# Problem to work on:
Repeat every record below exactly as it appears.

··· Dataset

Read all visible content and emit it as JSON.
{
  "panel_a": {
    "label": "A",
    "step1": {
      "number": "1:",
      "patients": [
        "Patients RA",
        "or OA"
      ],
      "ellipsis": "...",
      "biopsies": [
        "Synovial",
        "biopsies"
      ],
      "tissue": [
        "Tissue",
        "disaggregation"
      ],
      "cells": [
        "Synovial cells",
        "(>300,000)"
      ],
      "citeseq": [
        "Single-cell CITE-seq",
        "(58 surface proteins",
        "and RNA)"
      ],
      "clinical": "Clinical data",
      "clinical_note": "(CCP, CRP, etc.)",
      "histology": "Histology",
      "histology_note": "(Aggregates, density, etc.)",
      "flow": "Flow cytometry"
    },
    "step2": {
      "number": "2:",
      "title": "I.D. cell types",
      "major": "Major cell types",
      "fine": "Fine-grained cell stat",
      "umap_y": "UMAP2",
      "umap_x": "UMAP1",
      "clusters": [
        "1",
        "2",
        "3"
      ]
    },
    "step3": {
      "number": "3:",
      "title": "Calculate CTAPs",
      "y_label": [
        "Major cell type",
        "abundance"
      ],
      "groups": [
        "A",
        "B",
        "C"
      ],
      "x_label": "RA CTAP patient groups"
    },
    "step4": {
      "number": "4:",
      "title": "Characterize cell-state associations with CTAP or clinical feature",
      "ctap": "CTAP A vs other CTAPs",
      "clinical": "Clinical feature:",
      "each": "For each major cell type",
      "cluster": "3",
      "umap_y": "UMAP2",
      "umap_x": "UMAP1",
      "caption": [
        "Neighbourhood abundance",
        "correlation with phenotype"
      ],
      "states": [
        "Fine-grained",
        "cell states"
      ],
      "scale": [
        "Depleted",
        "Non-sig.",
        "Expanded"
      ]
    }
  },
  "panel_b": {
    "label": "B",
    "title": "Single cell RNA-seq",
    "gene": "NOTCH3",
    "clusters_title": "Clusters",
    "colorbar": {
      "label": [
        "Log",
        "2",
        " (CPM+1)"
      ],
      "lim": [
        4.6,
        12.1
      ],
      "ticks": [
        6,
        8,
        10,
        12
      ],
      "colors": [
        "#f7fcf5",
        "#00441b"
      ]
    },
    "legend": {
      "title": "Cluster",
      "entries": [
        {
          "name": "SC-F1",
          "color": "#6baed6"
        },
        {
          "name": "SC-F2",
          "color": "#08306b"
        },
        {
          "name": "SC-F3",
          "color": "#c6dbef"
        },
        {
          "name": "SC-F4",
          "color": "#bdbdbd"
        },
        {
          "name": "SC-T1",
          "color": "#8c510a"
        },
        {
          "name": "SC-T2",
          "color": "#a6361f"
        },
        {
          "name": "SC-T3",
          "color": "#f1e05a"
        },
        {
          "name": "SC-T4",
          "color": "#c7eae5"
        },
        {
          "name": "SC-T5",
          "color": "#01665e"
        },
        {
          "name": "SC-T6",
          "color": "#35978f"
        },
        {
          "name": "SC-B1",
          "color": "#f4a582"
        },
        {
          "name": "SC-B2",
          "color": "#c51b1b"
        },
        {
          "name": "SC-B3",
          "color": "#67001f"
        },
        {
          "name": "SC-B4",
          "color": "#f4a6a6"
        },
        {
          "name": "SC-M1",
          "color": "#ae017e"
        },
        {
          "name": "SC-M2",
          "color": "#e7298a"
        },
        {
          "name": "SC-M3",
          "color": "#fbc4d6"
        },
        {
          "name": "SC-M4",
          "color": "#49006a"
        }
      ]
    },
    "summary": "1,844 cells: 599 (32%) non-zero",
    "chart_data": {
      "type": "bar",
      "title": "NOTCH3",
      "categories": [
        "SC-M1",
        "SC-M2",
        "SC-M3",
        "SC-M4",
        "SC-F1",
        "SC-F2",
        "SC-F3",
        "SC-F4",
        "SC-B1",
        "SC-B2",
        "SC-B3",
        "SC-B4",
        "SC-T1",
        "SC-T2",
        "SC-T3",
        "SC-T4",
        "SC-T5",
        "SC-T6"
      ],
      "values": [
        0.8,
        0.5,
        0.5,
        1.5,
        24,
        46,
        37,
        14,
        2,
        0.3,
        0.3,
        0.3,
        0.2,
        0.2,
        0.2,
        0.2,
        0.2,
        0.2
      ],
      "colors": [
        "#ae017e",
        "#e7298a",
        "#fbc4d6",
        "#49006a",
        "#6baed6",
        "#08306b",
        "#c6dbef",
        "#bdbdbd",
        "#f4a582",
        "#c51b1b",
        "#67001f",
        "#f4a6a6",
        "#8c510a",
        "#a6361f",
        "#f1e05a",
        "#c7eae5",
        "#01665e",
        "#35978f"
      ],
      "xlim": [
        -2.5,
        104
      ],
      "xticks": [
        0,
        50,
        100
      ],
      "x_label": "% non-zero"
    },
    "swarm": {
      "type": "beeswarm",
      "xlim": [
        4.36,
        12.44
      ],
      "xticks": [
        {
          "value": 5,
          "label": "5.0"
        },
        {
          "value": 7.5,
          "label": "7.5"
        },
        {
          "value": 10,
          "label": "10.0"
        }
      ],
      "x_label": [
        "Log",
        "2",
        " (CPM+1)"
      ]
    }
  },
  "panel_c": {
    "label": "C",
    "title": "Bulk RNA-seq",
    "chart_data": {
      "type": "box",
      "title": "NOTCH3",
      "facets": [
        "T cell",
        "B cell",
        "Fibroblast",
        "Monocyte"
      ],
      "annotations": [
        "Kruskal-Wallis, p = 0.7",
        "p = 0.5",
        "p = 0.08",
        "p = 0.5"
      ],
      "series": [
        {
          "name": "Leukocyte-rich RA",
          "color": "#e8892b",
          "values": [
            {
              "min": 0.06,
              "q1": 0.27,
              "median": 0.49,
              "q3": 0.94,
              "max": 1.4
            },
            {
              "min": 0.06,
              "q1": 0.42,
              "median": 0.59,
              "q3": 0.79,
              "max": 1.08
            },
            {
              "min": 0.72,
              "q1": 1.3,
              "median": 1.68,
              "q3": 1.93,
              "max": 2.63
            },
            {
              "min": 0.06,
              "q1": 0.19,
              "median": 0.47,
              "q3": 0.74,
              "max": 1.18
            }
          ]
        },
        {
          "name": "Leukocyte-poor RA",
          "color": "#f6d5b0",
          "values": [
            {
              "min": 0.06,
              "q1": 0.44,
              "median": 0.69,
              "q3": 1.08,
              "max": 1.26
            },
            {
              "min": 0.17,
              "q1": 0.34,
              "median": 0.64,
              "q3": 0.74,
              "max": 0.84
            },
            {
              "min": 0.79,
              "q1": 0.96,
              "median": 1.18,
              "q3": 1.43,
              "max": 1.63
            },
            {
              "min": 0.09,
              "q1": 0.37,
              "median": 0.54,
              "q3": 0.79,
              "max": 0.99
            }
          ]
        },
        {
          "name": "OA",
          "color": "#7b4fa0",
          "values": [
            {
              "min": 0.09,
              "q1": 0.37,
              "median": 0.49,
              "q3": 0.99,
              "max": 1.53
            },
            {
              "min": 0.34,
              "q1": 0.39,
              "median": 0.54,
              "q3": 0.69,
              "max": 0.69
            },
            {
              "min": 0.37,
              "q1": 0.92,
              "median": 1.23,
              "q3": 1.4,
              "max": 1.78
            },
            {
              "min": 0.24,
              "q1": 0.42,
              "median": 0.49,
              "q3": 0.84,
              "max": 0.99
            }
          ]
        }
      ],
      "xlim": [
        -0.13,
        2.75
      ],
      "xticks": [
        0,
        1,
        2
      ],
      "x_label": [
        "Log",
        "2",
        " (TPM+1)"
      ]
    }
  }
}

······

# Answer space:
Read all visible content and emit it as JSON.
{
  "panel_a": {
    "label": "A",
    "step1": {
      "number": "1:",
      "patients": [
        "Patients RA",
        "or OA"
      ],
      "ellipsis": "...",
      "biopsies": [
        "Synovial",
        "biopsies"
      ],
      "tissue": [
        "Tissue",
        "disaggregation"
      ],
      "cells": [
        "Synovial cells",
        "(>300,000)"
      ],
      "citeseq": [
        "Single-cell CITE-seq",
        "(58 surface proteins",
        "and RNA)"
      ],
      "clinical": "Clinical data",
      "clinical_note": "(CCP, CRP, etc.)",
      "histology": "Histology",
      "histology_note": "(Aggregates, density, etc.)",
      "flow": "Flow cytometry"
    },
    "step2": {
      "number": "2:",
      "title": "I.D. cell types",
      "major": "Major cell types",
      "fine": "Fine-grained cell stat",
      "umap_y": "UMAP2",
      "umap_x": "UMAP1",
      "clusters": [
        "1",
        "2",
        "3"
      ]
    },
    "step3": {
      "number": "3:",
      "title": "Calculate CTAPs",
      "y_label": [
        "Major cell type",
        "abundance"
      ],
      "groups": [
        "A",
        "B",
        "C"
      ],
      "x_label": "RA CTAP patient groups"
    },
    "step4": {
      "number": "4:",
      "title": "Characterize cell-state associations with CTAP or clinical feature",
      "ctap": "CTAP A vs other CTAPs",
      "clinical": "Clinical feature:",
      "each": "For each major cell type",
      "cluster": "3",
      "umap_y": "UMAP2",
      "umap_x": "UMAP1",
      "caption": [
        "Neighbourhood abundance",
        "correlation with phenotype"
      ],
      "states": [
        "Fine-grained",
        "cell states"
      ],
      "scale": [
        "Depleted",
        "Non-sig.",
        "Expanded"
      ]
    }
  },
  "panel_b": {
    "label": "B",
    "title": "Single cell RNA-seq",
    "gene": "NOTCH3",
    "clusters_title": "Clusters",
    "colorbar": {
      "label": [
        "Log",
        "2",
        " (CPM+1)"
      ],
      "lim": [
        4.6,
        12.1
      ],
      "ticks": [
        6,
        8,
        10,
        12
      ],
      "colors": [
        "#f7fcf5",
        "#00441b"
      ]
    },
    "legend": {
      "title": "Cluster",
      "entries": [
        {
          "name": "SC-F1",
          "color": "#6baed6"
        },
        {
          "name": "SC-F2",
          "color": "#08306b"
        },
        {
          "name": "SC-F3",
          "color": "#c6dbef"
        },
        {
          "name": "SC-F4",
          "color": "#bdbdbd"
        },
        {
          "name": "SC-T1",
          "color": "#8c510a"
        },
        {
          "name": "SC-T2",
          "color": "#a6361f"
        },
        {
          "name": "SC-T3",
          "color": "#f1e05a"
        },
        {
          "name": "SC-T4",
          "color": "#c7eae5"
        },
        {
          "name": "SC-T5",
          "color": "#01665e"
        },
        {
          "name": "SC-T6",
          "color": "#35978f"
        },
        {
          "name": "SC-B1",
          "color": "#f4a582"
        },
        {
          "name": "SC-B2",
          "color": "#c51b1b"
        },
        {
          "name": "SC-B3",
          "color": "#67001f"
        },
        {
          "name": "SC-B4",
          "color": "#f4a6a6"
        },
        {
          "name": "SC-M1",
          "color": "#ae017e"
        },
        {
          "name": "SC-M2",
          "color": "#e7298a"
        },
        {
          "name": "SC-M3",
          "color": "#fbc4d6"
        },
        {
          "name": "SC-M4",
          "color": "#49006a"
        }
      ]
    },
    "summary": "1,844 cells: 599 (32%) non-zero",
    "chart_data": {
      "type": "bar",
      "title": "NOTCH3",
      "categories": [
        "SC-M1",
        "SC-M2",
        "SC-M3",
        "SC-M4",
        "SC-F1",
        "SC-F2",
        "SC-F3",
        "SC-F4",
        "SC-B1",
        "SC-B2",
        "SC-B3",
        "SC-B4",
        "SC-T1",
        "SC-T2",
        "SC-T3",
        "SC-T4",
        "SC-T5",
        "SC-T6"
      ],
      "values": [
        0.8,
        0.5,
        0.5,
        1.5,
        24,
        46,
        37,
        14,
        2,
        0.3,
        0.3,
        0.3,
        0.2,
        0.2,
        0.2,
        0.2,
        0.2,
        0.2
      ],
      "colors": [
        "#ae017e",
        "#e7298a",
        "#fbc4d6",
        "#49006a",
        "#6baed6",
        "#08306b",
        "#c6dbef",
        "#bdbdbd",
        "#f4a582",
        "#c51b1b",
        "#67001f",
        "#f4a6a6",
        "#8c510a",
        "#a6361f",
        "#f1e05a",
        "#c7eae5",
        "#01665e",
        "#35978f"
      ],
      "xlim": [
        -2.5,
        104
      ],
      "xticks": [
        0,
        50,
        100
      ],
      "x_label": "% non-zero"
    },
    "swarm": {
      "type": "beeswarm",
      "xlim": [
        4.36,
        12.44
      ],
      "xticks": [
        {
          "value": 5,
          "label": "5.0"
        },
        {
          "value": 7.5,
          "label": "7.5"
        },
        {
          "value": 10,
          "label": "10.0"
        }
      ],
      "x_label": [
        "Log",
        "2",
        " (CPM+1)"
      ]
    }
  },
  "panel_c": {
    "label": "C",
    "title": "Bulk RNA-seq",
    "chart_data": {
      "type": "box",
      "title": "NOTCH3",
      "facets": [
        "T cell",
        "B cell",
        "Fibroblast",
        "Monocyte"
      ],
      "annotations": [
        "Kruskal-Wallis, p = 0.7",
        "p = 0.5",
        "p = 0.08",
        "p = 0.5"
      ],
      "series": [
        {
          "name": "Leukocyte-rich RA",
          "color": "#e8892b",
          "values": [
            {
              "min": 0.06,
              "q1": 0.27,
              "median": 0.49,
              "q3": 0.94,
              "max": 1.4
            },
            {
              "min": 0.06,
              "q1": 0.42,
              "median": 0.59,
              "q3": 0.79,
              "max": 1.08
            },
            {
              "min": 0.72,
              "q1": 1.3,
              "median": 1.68,
              "q3": 1.93,
              "max": 2.63
            },
            {
              "min": 0.06,
              "q1": 0.19,
              "median": 0.47,
              "q3": 0.74,
              "max": 1.18
            }
          ]
        },
        {
          "name": "Leukocyte-poor RA",
          "color": "#f6d5b0",
          "values": [
            {
              "min": 0.06,
              "q1": 0.44,
              "median": 0.69,
              "q3": 1.08,
              "max": 1.26
            },
            {
              "min": 0.17,
              "q1": 0.34,
              "median": 0.64,
              "q3": 0.74,
              "max": 0.84
            },
            {
              "min": 0.79,
              "q1": 0.96,
              "median": 1.18,
              "q3": 1.43,
              "max": 1.63
            },
            {
              "min": 0.09,
              "q1": 0.37,
              "median": 0.54,
              "q3": 0.79,
              "max": 0.99
            }
          ]
        },
        {
          "name": "OA",
          "color": "#7b4fa0",
          "values": [
            {
              "min": 0.09,
              "q1": 0.37,
              "median": 0.49,
              "q3": 0.99,
              "max": 1.53
            },
            {
              "min": 0.34,
              "q1": 0.39,
              "median": 0.54,
              "q3": 0.69,
              "max": 0.69
            },
            {
              "min": 0.37,
              "q1": 0.92,
              "median": 1.23,
              "q3": 1.4,
              "max": 1.78
            },
            {
              "min": 0.24,
              "q1": 0.42,
              "median": 0.49,
              "q3": 0.84,
              "max": 0.99
            }
          ]
        }
      ],
      "xlim": [
        -0.13,
        2.75
      ],
      "xticks": [
        0,
        1,
        2
      ],
      "x_label": [
        "Log",
        "2",
        " (TPM+1)"
      ]
    }
  }
}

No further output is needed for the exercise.